**TASK DETAILS**.
Among the lines below, count those containing the word "Department". Give the number only.

**Stored dataset items**.
────────────────────────────────────────

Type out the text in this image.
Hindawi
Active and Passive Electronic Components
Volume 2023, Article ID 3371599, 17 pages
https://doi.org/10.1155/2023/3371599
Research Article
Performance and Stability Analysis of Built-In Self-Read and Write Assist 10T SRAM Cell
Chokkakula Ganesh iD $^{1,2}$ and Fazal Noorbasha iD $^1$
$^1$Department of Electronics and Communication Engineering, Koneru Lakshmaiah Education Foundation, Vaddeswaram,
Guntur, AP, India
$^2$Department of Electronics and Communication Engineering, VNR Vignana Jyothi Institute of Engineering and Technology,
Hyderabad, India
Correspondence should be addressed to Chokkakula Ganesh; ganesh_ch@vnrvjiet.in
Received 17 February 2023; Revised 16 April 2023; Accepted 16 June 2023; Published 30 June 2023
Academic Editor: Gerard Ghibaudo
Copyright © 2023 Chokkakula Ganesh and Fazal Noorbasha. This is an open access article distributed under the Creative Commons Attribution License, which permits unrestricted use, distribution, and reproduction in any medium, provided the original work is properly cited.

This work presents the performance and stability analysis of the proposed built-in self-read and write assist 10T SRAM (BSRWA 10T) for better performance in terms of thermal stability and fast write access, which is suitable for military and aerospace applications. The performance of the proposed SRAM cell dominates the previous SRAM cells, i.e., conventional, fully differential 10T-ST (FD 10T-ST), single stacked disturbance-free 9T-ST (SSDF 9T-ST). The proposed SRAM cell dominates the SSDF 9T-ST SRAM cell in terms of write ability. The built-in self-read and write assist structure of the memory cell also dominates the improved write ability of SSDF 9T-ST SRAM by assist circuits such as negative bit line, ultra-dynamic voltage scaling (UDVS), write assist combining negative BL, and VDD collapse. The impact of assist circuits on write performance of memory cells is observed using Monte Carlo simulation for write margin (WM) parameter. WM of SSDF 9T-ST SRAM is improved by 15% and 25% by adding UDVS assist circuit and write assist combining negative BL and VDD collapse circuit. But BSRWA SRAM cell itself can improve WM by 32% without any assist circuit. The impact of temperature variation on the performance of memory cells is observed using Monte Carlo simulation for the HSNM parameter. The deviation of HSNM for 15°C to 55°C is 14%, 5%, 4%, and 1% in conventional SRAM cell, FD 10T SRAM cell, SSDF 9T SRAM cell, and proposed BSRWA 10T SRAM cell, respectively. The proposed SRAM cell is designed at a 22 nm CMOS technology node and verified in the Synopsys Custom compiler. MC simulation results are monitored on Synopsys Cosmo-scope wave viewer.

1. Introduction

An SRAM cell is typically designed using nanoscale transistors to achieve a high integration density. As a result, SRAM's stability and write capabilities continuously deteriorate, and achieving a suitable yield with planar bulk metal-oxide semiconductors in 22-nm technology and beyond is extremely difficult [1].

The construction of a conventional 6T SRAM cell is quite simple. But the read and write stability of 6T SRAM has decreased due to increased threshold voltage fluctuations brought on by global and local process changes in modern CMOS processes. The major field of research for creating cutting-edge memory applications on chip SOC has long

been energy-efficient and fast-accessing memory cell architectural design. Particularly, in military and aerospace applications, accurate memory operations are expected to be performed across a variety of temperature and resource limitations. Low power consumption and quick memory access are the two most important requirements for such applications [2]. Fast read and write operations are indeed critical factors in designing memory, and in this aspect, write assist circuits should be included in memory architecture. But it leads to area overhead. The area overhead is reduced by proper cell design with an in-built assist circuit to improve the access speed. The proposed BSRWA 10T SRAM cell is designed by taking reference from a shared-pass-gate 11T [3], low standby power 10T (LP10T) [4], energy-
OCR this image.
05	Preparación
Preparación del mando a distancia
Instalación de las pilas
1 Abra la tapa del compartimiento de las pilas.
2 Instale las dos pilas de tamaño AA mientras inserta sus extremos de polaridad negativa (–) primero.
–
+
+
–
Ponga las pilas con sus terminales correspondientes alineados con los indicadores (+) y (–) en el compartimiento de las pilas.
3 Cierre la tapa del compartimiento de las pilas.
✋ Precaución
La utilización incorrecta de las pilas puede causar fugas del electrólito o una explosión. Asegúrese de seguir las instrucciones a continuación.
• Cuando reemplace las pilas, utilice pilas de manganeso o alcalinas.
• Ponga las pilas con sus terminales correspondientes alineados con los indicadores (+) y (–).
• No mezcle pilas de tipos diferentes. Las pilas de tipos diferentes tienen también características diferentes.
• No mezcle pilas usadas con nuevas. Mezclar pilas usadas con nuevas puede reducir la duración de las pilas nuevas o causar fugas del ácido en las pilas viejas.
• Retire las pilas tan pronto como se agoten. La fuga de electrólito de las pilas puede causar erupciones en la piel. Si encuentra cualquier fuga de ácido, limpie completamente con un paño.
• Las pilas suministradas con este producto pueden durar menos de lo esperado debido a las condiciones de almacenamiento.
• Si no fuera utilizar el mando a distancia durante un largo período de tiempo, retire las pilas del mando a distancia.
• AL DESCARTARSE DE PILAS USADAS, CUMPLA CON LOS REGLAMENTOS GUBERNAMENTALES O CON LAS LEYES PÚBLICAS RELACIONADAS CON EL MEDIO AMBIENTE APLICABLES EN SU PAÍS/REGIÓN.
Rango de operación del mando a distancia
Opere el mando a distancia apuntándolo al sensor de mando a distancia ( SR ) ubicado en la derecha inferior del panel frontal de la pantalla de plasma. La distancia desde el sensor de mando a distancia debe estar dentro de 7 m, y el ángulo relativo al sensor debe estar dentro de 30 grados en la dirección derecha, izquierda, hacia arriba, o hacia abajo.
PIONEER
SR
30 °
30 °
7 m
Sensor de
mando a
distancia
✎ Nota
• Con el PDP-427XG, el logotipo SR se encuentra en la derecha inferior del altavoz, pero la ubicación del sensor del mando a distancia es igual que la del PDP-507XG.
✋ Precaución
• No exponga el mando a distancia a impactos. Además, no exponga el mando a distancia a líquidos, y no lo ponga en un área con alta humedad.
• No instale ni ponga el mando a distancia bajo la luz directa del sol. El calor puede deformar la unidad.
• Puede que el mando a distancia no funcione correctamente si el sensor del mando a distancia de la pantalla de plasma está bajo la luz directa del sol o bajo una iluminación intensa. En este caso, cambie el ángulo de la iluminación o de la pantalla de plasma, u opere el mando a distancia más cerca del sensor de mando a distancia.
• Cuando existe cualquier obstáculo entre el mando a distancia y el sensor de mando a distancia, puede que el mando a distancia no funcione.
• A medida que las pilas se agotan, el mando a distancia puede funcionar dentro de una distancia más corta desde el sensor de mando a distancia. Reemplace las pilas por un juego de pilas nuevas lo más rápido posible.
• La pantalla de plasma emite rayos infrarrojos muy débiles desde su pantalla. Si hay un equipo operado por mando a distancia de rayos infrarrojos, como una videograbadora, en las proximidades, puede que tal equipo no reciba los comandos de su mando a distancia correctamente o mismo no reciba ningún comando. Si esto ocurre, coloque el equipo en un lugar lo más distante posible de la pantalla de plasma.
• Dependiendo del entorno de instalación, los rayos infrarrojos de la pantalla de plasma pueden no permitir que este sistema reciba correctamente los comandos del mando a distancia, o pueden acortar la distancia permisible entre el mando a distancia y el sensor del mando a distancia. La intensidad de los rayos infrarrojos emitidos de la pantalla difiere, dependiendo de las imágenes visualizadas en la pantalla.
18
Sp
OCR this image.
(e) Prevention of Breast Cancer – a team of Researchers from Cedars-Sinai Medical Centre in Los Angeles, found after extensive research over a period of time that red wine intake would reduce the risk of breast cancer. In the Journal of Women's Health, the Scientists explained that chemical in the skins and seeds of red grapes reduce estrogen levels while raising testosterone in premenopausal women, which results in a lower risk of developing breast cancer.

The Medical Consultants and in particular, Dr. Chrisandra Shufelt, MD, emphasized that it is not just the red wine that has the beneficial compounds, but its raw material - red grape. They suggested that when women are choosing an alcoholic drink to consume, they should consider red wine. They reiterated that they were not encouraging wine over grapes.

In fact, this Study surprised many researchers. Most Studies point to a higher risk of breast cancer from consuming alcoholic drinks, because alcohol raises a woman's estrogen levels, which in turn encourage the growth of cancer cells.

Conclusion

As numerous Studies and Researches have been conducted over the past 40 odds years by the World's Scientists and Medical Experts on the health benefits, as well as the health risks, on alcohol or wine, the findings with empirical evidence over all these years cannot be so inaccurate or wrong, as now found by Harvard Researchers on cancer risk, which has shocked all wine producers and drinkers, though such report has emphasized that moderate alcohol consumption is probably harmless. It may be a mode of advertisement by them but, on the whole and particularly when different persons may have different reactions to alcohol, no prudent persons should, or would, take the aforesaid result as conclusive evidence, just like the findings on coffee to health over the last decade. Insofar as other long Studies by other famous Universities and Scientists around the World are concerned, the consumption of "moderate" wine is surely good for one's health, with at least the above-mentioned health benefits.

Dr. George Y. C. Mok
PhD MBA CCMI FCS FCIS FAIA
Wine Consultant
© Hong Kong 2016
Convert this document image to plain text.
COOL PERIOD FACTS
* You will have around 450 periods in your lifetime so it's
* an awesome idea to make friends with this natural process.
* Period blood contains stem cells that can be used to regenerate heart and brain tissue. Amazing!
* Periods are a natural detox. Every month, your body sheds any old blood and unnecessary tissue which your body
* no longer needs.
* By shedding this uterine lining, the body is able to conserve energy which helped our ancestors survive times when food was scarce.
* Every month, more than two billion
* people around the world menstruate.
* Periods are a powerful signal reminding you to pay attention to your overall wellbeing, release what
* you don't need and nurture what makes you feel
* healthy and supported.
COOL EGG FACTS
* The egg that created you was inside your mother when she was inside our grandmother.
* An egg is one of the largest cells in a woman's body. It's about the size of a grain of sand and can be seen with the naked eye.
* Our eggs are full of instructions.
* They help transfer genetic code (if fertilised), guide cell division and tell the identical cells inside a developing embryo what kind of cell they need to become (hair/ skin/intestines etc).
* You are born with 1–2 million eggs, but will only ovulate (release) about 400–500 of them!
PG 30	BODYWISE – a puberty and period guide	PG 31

────────────────────────────────────────

**SOLUTION FOR THIS EXERCISE**.
2